Problem description =
Transcribe the listing verbatim. Do not carry over any pictures.

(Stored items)
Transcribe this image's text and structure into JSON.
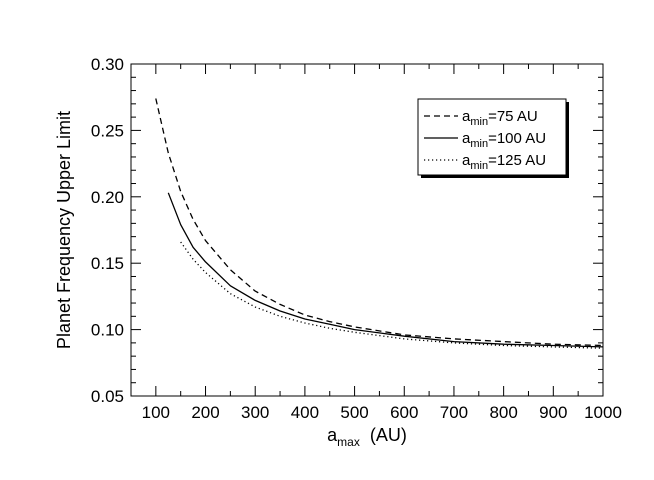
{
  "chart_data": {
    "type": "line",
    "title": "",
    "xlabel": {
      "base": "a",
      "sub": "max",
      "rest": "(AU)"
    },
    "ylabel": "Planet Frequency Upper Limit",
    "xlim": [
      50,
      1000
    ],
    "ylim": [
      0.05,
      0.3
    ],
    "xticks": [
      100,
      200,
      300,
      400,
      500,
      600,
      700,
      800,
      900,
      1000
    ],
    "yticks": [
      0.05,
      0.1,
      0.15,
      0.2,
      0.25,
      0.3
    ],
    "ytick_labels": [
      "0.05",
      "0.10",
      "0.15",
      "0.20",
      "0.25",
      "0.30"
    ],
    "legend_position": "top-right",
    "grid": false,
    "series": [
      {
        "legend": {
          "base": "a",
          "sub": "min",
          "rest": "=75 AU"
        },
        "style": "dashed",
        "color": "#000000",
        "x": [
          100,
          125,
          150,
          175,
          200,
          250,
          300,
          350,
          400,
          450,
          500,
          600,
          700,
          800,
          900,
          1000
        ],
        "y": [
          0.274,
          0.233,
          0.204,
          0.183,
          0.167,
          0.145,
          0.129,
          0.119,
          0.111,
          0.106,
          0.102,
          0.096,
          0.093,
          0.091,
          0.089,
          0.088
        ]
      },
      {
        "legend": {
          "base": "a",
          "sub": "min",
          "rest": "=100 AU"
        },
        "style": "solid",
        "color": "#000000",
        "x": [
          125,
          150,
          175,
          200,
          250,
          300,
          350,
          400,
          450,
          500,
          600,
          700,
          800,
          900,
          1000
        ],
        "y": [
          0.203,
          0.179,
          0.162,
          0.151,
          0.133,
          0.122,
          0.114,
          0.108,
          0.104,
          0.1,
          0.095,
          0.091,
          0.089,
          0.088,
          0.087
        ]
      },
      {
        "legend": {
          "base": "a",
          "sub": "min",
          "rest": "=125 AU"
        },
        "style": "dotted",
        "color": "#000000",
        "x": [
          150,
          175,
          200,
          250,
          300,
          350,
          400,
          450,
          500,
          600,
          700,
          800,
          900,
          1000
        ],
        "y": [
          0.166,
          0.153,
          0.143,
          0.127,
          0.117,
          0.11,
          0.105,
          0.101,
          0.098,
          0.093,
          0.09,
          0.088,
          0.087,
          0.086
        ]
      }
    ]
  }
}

Output of the exercise =
Transcribe this image's text and structure into JSON.
{
  "chart_data": {
    "type": "line",
    "title": "",
    "xlabel": {
      "base": "a",
      "sub": "max",
      "rest": "(AU)"
    },
    "ylabel": "Planet Frequency Upper Limit",
    "xlim": [
      50,
      1000
    ],
    "ylim": [
      0.05,
      0.3
    ],
    "xticks": [
      100,
      200,
      300,
      400,
      500,
      600,
      700,
      800,
      900,
      1000
    ],
    "yticks": [
      0.05,
      0.1,
      0.15,
      0.2,
      0.25,
      0.3
    ],
    "ytick_labels": [
      "0.05",
      "0.10",
      "0.15",
      "0.20",
      "0.25",
      "0.30"
    ],
    "legend_position": "top-right",
    "grid": false,
    "series": [
      {
        "legend": {
          "base": "a",
          "sub": "min",
          "rest": "=75 AU"
        },
        "style": "dashed",
        "color": "#000000",
        "x": [
          100,
          125,
          150,
          175,
          200,
          250,
          300,
          350,
          400,
          450,
          500,
          600,
          700,
          800,
          900,
          1000
        ],
        "y": [
          0.274,
          0.233,
          0.204,
          0.183,
          0.167,
          0.145,
          0.129,
          0.119,
          0.111,
          0.106,
          0.102,
          0.096,
          0.093,
          0.091,
          0.089,
          0.088
        ]
      },
      {
        "legend": {
          "base": "a",
          "sub": "min",
          "rest": "=100 AU"
        },
        "style": "solid",
        "color": "#000000",
        "x": [
          125,
          150,
          175,
          200,
          250,
          300,
          350,
          400,
          450,
          500,
          600,
          700,
          800,
          900,
          1000
        ],
        "y": [
          0.203,
          0.179,
          0.162,
          0.151,
          0.133,
          0.122,
          0.114,
          0.108,
          0.104,
          0.1,
          0.095,
          0.091,
          0.089,
          0.088,
          0.087
        ]
      },
      {
        "legend": {
          "base": "a",
          "sub": "min",
          "rest": "=125 AU"
        },
        "style": "dotted",
        "color": "#000000",
        "x": [
          150,
          175,
          200,
          250,
          300,
          350,
          400,
          450,
          500,
          600,
          700,
          800,
          900,
          1000
        ],
        "y": [
          0.166,
          0.153,
          0.143,
          0.127,
          0.117,
          0.11,
          0.105,
          0.101,
          0.098,
          0.093,
          0.09,
          0.088,
          0.087,
          0.086
        ]
      }
    ]
  }
}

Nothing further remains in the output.